━━ DATASET ROWS
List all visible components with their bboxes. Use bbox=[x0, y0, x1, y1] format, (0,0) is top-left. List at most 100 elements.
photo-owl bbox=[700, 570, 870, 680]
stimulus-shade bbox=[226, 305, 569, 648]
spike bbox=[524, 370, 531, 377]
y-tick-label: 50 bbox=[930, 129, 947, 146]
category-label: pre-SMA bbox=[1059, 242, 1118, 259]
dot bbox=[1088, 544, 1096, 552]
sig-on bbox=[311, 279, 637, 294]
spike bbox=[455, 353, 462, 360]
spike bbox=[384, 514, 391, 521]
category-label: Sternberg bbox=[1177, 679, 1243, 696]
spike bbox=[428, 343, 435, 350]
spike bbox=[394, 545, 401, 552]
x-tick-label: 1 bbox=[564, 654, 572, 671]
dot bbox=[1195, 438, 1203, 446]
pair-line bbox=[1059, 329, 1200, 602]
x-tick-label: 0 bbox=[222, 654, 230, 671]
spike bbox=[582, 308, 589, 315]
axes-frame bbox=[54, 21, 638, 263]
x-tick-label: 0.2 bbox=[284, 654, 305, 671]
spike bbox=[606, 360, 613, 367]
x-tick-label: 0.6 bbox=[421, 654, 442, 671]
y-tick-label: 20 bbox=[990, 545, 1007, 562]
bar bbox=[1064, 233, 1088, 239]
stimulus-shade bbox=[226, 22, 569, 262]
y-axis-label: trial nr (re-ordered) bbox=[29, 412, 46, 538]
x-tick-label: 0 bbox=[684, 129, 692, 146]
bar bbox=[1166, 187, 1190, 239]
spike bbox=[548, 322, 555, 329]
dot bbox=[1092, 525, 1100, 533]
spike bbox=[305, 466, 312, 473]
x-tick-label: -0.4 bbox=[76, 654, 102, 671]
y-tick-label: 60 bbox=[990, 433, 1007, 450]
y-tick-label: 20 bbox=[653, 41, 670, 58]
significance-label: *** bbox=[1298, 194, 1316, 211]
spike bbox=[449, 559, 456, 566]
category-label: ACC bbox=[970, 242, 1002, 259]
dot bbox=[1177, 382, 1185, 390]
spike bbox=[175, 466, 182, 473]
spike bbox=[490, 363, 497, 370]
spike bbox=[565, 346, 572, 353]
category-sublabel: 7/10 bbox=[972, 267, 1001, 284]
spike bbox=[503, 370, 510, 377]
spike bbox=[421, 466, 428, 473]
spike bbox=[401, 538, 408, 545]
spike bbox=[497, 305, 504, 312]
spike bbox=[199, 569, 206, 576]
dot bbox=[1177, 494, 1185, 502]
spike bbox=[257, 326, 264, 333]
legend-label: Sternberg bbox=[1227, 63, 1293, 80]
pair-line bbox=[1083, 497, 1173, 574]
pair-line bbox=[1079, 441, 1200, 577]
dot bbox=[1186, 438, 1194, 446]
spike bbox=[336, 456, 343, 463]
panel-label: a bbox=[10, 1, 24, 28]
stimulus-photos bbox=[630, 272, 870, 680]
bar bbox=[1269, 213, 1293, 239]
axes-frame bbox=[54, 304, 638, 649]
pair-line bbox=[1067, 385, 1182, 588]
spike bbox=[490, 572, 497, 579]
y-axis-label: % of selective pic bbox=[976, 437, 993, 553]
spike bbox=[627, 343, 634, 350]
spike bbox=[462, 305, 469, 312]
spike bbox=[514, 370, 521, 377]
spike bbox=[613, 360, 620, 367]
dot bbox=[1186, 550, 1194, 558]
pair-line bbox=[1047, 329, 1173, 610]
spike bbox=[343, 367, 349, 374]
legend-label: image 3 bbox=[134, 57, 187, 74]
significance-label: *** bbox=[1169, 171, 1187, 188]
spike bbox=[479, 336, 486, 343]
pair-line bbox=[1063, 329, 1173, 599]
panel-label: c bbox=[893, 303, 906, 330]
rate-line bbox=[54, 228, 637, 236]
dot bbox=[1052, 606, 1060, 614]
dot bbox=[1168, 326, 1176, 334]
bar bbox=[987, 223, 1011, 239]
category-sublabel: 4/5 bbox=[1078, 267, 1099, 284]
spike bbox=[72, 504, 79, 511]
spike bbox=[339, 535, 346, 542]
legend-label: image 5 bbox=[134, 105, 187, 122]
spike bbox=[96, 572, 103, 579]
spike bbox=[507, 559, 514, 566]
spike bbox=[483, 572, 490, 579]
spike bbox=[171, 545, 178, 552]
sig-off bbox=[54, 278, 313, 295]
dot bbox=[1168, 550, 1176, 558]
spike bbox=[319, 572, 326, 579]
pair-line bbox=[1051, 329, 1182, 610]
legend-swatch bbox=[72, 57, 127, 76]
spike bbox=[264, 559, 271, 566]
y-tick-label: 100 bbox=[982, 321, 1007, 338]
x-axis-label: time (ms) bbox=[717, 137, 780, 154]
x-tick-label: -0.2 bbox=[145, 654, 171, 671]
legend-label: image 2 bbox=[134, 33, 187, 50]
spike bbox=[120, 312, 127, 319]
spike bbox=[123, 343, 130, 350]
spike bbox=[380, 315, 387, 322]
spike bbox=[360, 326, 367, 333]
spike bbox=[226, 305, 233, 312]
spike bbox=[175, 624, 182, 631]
━━━━
[WHAT YOU ARE ASKED TO DO] List each line in the records above that contains the string "axes", copying every such line in full.

[RESULT OF THIS EXERCISE]
axes-frame bbox=[54, 21, 638, 263]
axes-frame bbox=[54, 304, 638, 649]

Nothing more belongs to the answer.